▶ Problem
All the data must come back unchanged, except that pictures are left out.

Extracted data entries
Start

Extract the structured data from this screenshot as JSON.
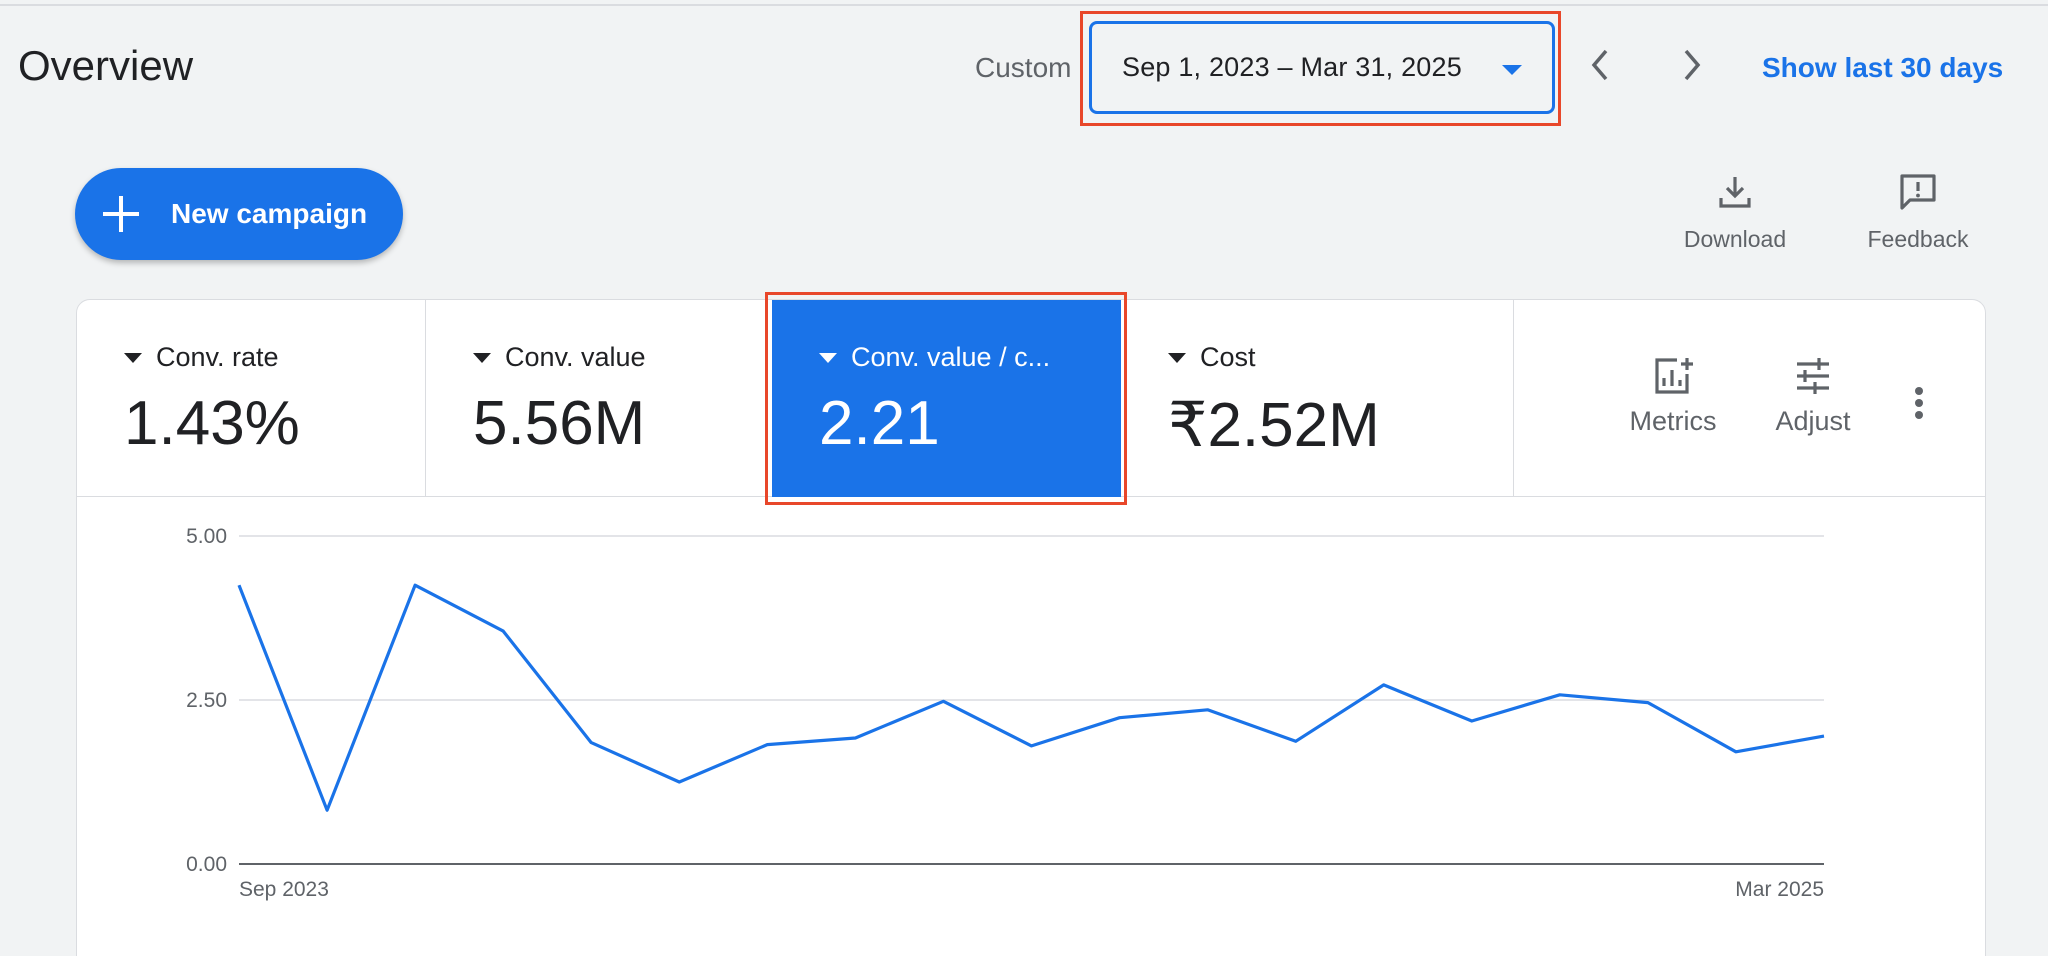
{
  "header": {
    "title": "Overview",
    "custom_label": "Custom",
    "date_range": "Sep 1, 2023 – Mar 31, 2025",
    "show_last_label": "Show last 30 days"
  },
  "toolbar": {
    "new_campaign_label": "New campaign",
    "download_label": "Download",
    "feedback_label": "Feedback"
  },
  "metrics": [
    {
      "name": "Conv. rate",
      "value": "1.43%"
    },
    {
      "name": "Conv. value",
      "value": "5.56M"
    },
    {
      "name": "Conv. value / c...",
      "value": "2.21",
      "selected": true
    },
    {
      "name": "Cost",
      "value": "₹2.52M"
    }
  ],
  "card_tools": {
    "metrics_label": "Metrics",
    "adjust_label": "Adjust"
  },
  "colors": {
    "accent": "#1a73e8",
    "highlight": "#e8472a"
  },
  "icons": [
    "plus-icon",
    "chevron-left-icon",
    "chevron-right-icon",
    "dropdown-arrow-icon",
    "download-icon",
    "feedback-icon",
    "metrics-icon",
    "adjust-icon",
    "more-vert-icon"
  ],
  "chart_data": {
    "type": "line",
    "y_ticks": [
      "5.00",
      "2.50",
      "0.00"
    ],
    "ylim": [
      0,
      5
    ],
    "x_labels": [
      "Sep 2023",
      "Mar 2025"
    ],
    "grid": true,
    "series": [
      {
        "values": [
          4.25,
          0.82,
          4.25,
          3.55,
          1.85,
          1.25,
          1.82,
          1.92,
          2.48,
          1.8,
          2.23,
          2.35,
          1.87,
          2.73,
          2.18,
          2.58,
          2.46,
          1.71,
          1.95
        ]
      }
    ]
  }
}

End

▶ Exercise answer
Extract the structured data from this screenshot as JSON.
{
  "header": {
    "title": "Overview",
    "custom_label": "Custom",
    "date_range": "Sep 1, 2023 – Mar 31, 2025",
    "show_last_label": "Show last 30 days"
  },
  "toolbar": {
    "new_campaign_label": "New campaign",
    "download_label": "Download",
    "feedback_label": "Feedback"
  },
  "metrics": [
    {
      "name": "Conv. rate",
      "value": "1.43%"
    },
    {
      "name": "Conv. value",
      "value": "5.56M"
    },
    {
      "name": "Conv. value / c...",
      "value": "2.21",
      "selected": true
    },
    {
      "name": "Cost",
      "value": "₹2.52M"
    }
  ],
  "card_tools": {
    "metrics_label": "Metrics",
    "adjust_label": "Adjust"
  },
  "colors": {
    "accent": "#1a73e8",
    "highlight": "#e8472a"
  },
  "icons": [
    "plus-icon",
    "chevron-left-icon",
    "chevron-right-icon",
    "dropdown-arrow-icon",
    "download-icon",
    "feedback-icon",
    "metrics-icon",
    "adjust-icon",
    "more-vert-icon"
  ],
  "chart_data": {
    "type": "line",
    "y_ticks": [
      "5.00",
      "2.50",
      "0.00"
    ],
    "ylim": [
      0,
      5
    ],
    "x_labels": [
      "Sep 2023",
      "Mar 2025"
    ],
    "grid": true,
    "series": [
      {
        "values": [
          4.25,
          0.82,
          4.25,
          3.55,
          1.85,
          1.25,
          1.82,
          1.92,
          2.48,
          1.8,
          2.23,
          2.35,
          1.87,
          2.73,
          2.18,
          2.58,
          2.46,
          1.71,
          1.95
        ]
      }
    ]
  }
}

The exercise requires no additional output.